## START Rows
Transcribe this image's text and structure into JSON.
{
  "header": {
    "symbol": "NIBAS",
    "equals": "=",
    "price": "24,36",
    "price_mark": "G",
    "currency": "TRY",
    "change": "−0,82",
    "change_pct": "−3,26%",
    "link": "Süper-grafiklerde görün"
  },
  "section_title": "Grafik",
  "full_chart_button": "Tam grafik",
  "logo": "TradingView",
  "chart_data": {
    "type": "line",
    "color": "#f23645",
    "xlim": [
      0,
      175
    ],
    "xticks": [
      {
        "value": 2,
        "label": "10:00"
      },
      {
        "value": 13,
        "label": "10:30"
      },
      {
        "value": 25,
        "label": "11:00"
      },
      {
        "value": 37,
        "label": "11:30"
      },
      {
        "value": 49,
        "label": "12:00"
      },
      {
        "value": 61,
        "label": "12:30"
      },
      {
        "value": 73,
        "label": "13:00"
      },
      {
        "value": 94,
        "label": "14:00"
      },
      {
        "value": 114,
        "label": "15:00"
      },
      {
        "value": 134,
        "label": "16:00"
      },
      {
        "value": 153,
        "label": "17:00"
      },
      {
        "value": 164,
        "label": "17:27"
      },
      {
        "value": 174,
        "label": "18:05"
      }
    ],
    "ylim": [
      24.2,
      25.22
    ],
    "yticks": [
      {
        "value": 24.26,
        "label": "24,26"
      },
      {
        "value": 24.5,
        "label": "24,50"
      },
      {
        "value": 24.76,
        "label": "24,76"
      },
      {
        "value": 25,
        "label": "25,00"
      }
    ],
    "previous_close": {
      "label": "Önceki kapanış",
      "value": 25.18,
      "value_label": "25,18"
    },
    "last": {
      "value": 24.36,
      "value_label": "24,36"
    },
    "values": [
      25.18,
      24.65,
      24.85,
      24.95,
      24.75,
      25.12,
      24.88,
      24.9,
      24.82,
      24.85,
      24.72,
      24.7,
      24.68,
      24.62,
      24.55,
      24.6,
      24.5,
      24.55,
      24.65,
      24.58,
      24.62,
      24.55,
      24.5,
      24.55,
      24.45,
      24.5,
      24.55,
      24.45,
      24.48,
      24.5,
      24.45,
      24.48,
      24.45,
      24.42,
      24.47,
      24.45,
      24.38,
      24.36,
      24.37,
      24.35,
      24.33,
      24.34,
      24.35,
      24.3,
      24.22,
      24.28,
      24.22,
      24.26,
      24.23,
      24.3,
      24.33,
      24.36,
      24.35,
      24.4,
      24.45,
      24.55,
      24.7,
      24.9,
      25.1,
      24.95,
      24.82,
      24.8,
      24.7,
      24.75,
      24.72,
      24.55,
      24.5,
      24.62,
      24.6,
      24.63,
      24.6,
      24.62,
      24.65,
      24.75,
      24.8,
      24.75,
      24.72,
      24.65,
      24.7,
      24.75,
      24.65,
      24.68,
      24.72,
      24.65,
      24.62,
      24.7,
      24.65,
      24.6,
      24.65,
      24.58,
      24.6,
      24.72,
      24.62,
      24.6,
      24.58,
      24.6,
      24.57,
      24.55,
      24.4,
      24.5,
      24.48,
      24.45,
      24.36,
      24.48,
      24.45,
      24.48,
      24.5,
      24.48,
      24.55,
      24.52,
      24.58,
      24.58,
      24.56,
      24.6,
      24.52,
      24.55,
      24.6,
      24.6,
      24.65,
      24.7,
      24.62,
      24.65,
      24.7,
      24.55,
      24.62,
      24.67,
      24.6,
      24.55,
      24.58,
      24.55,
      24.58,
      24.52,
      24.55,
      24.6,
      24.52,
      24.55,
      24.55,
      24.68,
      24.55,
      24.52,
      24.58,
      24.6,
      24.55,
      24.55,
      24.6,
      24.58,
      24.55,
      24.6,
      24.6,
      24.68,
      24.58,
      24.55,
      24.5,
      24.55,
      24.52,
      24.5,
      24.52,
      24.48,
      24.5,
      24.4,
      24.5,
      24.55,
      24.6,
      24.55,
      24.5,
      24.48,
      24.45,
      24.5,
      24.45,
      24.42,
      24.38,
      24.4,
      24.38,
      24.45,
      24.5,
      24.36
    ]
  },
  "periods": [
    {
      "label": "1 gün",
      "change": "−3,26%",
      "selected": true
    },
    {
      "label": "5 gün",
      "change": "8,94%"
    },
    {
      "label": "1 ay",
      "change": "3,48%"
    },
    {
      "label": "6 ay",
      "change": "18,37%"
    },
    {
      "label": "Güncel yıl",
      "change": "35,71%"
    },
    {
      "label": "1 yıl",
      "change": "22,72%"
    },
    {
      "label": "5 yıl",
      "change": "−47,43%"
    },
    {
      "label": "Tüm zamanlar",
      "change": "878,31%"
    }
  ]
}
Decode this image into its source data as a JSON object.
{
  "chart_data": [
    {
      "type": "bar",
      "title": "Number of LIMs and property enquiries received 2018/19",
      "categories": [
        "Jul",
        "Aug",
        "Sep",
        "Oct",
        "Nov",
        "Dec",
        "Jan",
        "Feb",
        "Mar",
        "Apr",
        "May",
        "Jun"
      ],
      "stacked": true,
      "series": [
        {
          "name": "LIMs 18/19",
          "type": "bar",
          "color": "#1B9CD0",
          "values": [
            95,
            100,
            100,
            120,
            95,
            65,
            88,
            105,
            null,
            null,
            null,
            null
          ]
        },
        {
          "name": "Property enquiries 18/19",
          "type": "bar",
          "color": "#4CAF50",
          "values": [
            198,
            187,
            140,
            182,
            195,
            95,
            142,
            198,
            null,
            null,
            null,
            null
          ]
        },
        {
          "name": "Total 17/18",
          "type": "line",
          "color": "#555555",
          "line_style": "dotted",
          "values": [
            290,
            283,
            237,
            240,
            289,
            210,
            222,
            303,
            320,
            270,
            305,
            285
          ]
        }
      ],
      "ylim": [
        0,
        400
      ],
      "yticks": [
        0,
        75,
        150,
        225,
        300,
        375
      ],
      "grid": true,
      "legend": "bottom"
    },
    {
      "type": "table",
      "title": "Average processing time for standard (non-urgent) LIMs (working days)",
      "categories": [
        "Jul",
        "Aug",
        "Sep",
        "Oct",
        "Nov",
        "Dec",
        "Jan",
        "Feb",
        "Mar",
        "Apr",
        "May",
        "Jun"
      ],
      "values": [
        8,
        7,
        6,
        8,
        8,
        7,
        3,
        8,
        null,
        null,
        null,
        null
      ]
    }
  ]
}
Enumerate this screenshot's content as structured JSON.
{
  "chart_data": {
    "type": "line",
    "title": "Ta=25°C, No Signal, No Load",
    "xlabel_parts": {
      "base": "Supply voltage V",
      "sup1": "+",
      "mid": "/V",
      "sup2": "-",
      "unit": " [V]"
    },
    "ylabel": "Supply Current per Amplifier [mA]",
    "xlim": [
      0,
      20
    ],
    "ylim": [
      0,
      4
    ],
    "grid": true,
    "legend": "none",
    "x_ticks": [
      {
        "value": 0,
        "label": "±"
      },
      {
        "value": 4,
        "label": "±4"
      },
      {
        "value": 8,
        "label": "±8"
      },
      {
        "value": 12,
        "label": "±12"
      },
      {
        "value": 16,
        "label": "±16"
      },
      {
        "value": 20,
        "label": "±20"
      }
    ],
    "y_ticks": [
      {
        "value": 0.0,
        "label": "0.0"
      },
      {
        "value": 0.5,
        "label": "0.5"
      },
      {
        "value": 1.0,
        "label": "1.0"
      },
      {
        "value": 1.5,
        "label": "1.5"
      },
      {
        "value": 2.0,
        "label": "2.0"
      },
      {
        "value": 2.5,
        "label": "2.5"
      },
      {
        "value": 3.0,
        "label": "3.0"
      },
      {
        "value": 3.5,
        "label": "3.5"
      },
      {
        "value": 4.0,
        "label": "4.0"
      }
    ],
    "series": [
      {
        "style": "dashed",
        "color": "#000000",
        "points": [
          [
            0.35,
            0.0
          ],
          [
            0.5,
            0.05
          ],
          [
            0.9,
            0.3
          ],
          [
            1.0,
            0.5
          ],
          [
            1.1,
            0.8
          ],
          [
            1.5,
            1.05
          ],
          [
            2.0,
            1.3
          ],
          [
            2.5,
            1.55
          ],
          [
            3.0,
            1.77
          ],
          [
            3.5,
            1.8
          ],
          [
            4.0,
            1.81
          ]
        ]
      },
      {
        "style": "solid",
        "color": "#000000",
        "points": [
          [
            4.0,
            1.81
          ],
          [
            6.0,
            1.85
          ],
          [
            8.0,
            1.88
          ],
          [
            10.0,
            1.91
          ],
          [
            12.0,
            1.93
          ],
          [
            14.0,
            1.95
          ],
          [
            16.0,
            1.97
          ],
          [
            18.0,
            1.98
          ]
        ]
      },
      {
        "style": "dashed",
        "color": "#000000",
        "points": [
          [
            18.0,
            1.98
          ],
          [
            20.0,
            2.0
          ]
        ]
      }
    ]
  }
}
## END Rows
## Aim
Gather all lines from the listing above in which "JSON" occurs.

## The response
Transcribe this image's text and structure into JSON.
Decode this image into its source data as a JSON object.
Enumerate this screenshot's content as structured JSON.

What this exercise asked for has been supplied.